**TASK TO CARRY OUT:**
Provide an exact reproduction of every entry.

--- MATERIAL SUPPLIED ---

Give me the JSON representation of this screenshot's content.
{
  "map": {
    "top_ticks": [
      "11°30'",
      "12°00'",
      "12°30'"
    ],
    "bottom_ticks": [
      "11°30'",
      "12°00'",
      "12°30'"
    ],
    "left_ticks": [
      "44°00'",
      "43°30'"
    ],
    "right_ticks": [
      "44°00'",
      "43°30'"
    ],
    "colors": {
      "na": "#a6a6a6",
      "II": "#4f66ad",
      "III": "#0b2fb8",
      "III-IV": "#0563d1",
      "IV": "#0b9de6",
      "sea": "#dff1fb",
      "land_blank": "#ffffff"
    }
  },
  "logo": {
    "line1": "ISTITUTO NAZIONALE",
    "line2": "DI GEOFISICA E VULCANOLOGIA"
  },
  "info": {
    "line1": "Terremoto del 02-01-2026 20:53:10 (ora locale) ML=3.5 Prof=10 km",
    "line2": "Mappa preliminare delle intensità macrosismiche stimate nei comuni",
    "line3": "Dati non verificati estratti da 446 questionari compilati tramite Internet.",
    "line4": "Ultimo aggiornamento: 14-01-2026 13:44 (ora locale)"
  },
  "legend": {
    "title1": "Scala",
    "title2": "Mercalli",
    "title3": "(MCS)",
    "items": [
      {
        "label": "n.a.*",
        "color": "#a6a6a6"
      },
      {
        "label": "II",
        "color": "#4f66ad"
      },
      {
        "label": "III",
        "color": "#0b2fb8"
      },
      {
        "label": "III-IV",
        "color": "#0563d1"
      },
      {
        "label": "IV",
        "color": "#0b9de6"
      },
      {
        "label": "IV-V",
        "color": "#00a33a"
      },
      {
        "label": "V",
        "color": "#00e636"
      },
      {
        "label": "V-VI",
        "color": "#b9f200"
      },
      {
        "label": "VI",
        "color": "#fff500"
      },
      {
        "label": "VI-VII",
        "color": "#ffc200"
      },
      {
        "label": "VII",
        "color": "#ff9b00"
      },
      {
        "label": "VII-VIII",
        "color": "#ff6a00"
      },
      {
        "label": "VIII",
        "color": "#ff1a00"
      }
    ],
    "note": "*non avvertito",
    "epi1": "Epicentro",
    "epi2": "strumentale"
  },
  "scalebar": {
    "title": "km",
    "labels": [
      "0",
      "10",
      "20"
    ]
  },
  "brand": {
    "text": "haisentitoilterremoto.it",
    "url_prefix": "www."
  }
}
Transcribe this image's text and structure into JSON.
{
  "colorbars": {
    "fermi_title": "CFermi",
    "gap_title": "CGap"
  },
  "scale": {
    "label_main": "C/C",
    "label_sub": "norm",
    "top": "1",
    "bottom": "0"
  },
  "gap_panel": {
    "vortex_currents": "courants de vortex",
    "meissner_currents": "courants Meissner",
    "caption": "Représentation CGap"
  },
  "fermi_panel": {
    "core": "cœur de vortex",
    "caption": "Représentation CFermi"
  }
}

---

**THE RESULT:**
Give me the JSON representation of this screenshot's content.
{
  "map": {
    "top_ticks": [
      "11°30'",
      "12°00'",
      "12°30'"
    ],
    "bottom_ticks": [
      "11°30'",
      "12°00'",
      "12°30'"
    ],
    "left_ticks": [
      "44°00'",
      "43°30'"
    ],
    "right_ticks": [
      "44°00'",
      "43°30'"
    ],
    "colors": {
      "na": "#a6a6a6",
      "II": "#4f66ad",
      "III": "#0b2fb8",
      "III-IV": "#0563d1",
      "IV": "#0b9de6",
      "sea": "#dff1fb",
      "land_blank": "#ffffff"
    }
  },
  "logo": {
    "line1": "ISTITUTO NAZIONALE",
    "line2": "DI GEOFISICA E VULCANOLOGIA"
  },
  "info": {
    "line1": "Terremoto del 02-01-2026 20:53:10 (ora locale) ML=3.5 Prof=10 km",
    "line2": "Mappa preliminare delle intensità macrosismiche stimate nei comuni",
    "line3": "Dati non verificati estratti da 446 questionari compilati tramite Internet.",
    "line4": "Ultimo aggiornamento: 14-01-2026 13:44 (ora locale)"
  },
  "legend": {
    "title1": "Scala",
    "title2": "Mercalli",
    "title3": "(MCS)",
    "items": [
      {
        "label": "n.a.*",
        "color": "#a6a6a6"
      },
      {
        "label": "II",
        "color": "#4f66ad"
      },
      {
        "label": "III",
        "color": "#0b2fb8"
      },
      {
        "label": "III-IV",
        "color": "#0563d1"
      },
      {
        "label": "IV",
        "color": "#0b9de6"
      },
      {
        "label": "IV-V",
        "color": "#00a33a"
      },
      {
        "label": "V",
        "color": "#00e636"
      },
      {
        "label": "V-VI",
        "color": "#b9f200"
      },
      {
        "label": "VI",
        "color": "#fff500"
      },
      {
        "label": "VI-VII",
        "color": "#ffc200"
      },
      {
        "label": "VII",
        "color": "#ff9b00"
      },
      {
        "label": "VII-VIII",
        "color": "#ff6a00"
      },
      {
        "label": "VIII",
        "color": "#ff1a00"
      }
    ],
    "note": "*non avvertito",
    "epi1": "Epicentro",
    "epi2": "strumentale"
  },
  "scalebar": {
    "title": "km",
    "labels": [
      "0",
      "10",
      "20"
    ]
  },
  "brand": {
    "text": "haisentitoilterremoto.it",
    "url_prefix": "www."
  }
}
Transcribe this image's text and structure into JSON.
{
  "colorbars": {
    "fermi_title": "CFermi",
    "gap_title": "CGap"
  },
  "scale": {
    "label_main": "C/C",
    "label_sub": "norm",
    "top": "1",
    "bottom": "0"
  },
  "gap_panel": {
    "vortex_currents": "courants de vortex",
    "meissner_currents": "courants Meissner",
    "caption": "Représentation CGap"
  },
  "fermi_panel": {
    "core": "cœur de vortex",
    "caption": "Représentation CFermi"
  }
}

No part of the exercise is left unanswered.